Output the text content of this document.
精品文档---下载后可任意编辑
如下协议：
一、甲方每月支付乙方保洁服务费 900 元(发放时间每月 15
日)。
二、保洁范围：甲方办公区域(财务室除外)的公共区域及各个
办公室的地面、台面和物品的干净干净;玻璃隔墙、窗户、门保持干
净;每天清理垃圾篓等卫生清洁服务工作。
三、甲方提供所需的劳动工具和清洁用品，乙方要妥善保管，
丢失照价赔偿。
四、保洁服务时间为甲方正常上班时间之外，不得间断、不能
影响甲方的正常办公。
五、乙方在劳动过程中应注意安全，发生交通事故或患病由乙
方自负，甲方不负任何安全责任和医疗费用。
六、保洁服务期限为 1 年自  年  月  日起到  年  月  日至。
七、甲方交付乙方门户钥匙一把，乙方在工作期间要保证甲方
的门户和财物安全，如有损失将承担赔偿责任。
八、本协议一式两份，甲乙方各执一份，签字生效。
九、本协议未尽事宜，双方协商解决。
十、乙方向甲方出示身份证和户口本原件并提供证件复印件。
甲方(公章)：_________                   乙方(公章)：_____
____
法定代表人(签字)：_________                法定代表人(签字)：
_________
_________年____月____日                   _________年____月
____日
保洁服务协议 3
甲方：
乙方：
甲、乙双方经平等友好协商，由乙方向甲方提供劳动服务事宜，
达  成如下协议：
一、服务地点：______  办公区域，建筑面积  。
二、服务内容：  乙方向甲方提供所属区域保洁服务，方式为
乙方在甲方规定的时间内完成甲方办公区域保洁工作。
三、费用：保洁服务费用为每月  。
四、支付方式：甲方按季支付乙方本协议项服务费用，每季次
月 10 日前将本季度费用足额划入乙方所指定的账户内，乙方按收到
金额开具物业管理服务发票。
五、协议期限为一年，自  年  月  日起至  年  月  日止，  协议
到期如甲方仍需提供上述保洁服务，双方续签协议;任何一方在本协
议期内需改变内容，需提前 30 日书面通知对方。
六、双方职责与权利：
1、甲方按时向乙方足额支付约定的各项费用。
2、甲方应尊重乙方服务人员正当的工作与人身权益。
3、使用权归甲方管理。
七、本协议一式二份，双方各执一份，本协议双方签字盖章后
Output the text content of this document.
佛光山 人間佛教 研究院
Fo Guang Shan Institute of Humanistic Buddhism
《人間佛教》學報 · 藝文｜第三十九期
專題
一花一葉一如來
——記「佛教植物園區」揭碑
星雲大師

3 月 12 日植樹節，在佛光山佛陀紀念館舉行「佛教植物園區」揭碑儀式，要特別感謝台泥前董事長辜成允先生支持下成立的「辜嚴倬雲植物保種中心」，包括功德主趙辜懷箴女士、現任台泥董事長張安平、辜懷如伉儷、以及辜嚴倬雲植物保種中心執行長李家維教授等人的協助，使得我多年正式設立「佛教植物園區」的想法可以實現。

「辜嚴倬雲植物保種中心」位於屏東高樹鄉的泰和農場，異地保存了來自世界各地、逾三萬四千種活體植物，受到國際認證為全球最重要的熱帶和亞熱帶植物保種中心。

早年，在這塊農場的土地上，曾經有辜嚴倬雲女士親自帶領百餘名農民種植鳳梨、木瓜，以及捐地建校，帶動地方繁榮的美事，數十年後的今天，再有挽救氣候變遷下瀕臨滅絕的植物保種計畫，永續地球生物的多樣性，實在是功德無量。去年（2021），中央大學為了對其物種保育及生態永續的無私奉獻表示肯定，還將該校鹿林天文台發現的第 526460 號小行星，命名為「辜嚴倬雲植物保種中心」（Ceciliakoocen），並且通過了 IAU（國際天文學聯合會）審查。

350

----------------------------------------

What to do: Go through the entries above and pull out each line with "辜嚴倬雲植物保種中心" in it.

Output for this exercise:
3 月 12 日植樹節，在佛光山佛陀紀念館舉行「佛教植物園區」揭碑儀式，要特別感謝台泥前董事長辜成允先生支持下成立的「辜嚴倬雲植物保種中心」，包括功德主趙辜懷箴女士、現任台泥董事長張安平、辜懷如伉儷、以及辜嚴倬雲植物保種中心執行長李家維教授等人的協助，使得我多年正式設立「佛教植物園區」的想法可以實現。
「辜嚴倬雲植物保種中心」位於屏東高樹鄉的泰和農場，異地保存了來自世界各地、逾三萬四千種活體植物，受到國際認證為全球最重要的熱帶和亞熱帶植物保種中心。
早年，在這塊農場的土地上，曾經有辜嚴倬雲女士親自帶領百餘名農民種植鳳梨、木瓜，以及捐地建校，帶動地方繁榮的美事，數十年後的今天，再有挽救氣候變遷下瀕臨滅絕的植物保種計畫，永續地球生物的多樣性，實在是功德無量。去年（2021），中央大學為了對其物種保育及生態永續的無私奉獻表示肯定，還將該校鹿林天文台發現的第 526460 號小行星，命名為「辜嚴倬雲植物保種中心」（Ceciliakoocen），並且通過了 IAU（國際天文學聯合會）審查。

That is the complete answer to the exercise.